**REQUEST:**
Look through the records that follow. Copy every line containing the word "JSON".

**INFORMATION SUPPLIED:**
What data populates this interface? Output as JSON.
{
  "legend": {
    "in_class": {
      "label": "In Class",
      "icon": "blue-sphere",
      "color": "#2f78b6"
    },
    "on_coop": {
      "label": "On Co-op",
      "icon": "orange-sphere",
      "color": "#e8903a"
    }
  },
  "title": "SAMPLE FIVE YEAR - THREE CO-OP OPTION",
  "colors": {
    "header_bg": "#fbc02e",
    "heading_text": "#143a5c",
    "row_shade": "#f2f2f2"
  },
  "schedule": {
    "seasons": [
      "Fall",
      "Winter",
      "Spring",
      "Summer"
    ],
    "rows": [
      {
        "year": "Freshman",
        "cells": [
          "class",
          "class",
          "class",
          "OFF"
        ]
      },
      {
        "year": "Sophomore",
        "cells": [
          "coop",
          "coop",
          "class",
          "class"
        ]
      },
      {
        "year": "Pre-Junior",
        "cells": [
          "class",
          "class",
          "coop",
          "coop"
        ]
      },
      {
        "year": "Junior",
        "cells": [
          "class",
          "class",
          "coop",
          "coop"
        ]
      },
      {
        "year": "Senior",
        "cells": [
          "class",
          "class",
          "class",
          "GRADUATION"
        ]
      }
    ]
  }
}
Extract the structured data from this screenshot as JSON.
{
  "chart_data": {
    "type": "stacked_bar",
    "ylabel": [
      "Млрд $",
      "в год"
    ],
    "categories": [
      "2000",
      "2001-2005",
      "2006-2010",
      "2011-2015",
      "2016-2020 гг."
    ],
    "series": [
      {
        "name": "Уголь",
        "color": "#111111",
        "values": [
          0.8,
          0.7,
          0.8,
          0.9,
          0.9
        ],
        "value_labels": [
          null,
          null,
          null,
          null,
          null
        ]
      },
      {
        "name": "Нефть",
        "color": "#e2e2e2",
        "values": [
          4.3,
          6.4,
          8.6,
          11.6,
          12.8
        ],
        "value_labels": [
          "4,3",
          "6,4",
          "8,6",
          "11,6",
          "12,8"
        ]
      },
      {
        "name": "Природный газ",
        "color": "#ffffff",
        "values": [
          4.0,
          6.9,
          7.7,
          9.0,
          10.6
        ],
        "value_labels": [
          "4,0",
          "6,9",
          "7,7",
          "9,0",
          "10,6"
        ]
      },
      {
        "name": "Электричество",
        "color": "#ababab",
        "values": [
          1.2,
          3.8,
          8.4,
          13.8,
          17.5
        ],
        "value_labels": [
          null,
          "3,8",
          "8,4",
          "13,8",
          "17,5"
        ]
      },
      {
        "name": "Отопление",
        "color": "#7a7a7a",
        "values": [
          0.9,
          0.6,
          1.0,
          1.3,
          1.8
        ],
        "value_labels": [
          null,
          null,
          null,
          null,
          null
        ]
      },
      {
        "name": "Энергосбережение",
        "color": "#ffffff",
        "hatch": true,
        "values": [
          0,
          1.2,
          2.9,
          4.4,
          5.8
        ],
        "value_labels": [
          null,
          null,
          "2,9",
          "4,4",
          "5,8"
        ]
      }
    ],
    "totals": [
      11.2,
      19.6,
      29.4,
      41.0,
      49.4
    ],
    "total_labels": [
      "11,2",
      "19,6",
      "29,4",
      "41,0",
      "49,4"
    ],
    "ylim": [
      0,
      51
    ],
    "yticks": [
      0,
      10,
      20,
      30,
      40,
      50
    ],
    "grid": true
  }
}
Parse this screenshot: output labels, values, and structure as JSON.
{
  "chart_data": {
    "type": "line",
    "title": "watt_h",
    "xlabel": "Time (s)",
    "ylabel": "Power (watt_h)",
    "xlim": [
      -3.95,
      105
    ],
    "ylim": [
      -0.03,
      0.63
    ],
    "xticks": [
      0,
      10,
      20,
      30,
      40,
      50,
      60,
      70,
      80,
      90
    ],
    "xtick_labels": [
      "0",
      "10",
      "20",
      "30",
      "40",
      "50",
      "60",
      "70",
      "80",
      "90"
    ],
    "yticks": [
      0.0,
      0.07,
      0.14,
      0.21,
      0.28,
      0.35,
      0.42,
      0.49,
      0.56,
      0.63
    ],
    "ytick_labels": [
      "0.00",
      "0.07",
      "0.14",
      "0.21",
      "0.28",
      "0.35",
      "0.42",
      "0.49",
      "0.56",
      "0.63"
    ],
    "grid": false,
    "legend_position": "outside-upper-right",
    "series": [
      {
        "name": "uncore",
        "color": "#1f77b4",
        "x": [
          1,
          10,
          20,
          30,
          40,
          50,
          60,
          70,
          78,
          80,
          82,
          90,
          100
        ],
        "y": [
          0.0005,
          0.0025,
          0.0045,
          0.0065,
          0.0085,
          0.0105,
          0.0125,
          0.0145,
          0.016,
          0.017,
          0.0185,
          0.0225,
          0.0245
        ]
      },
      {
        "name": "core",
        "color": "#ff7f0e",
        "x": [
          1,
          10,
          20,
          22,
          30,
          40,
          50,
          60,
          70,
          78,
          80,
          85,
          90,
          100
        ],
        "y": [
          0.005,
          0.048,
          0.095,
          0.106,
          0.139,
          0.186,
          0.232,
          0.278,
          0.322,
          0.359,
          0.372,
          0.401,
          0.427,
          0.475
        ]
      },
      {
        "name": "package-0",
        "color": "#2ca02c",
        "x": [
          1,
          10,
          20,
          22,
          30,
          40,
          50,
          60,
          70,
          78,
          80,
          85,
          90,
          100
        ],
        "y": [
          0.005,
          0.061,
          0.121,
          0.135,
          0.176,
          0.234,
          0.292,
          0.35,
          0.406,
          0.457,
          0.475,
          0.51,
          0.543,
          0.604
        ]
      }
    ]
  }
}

**CORRECT ANSWER:**
What data populates this interface? Output as JSON.
Extract the structured data from this screenshot as JSON.
Parse this screenshot: output labels, values, and structure as JSON.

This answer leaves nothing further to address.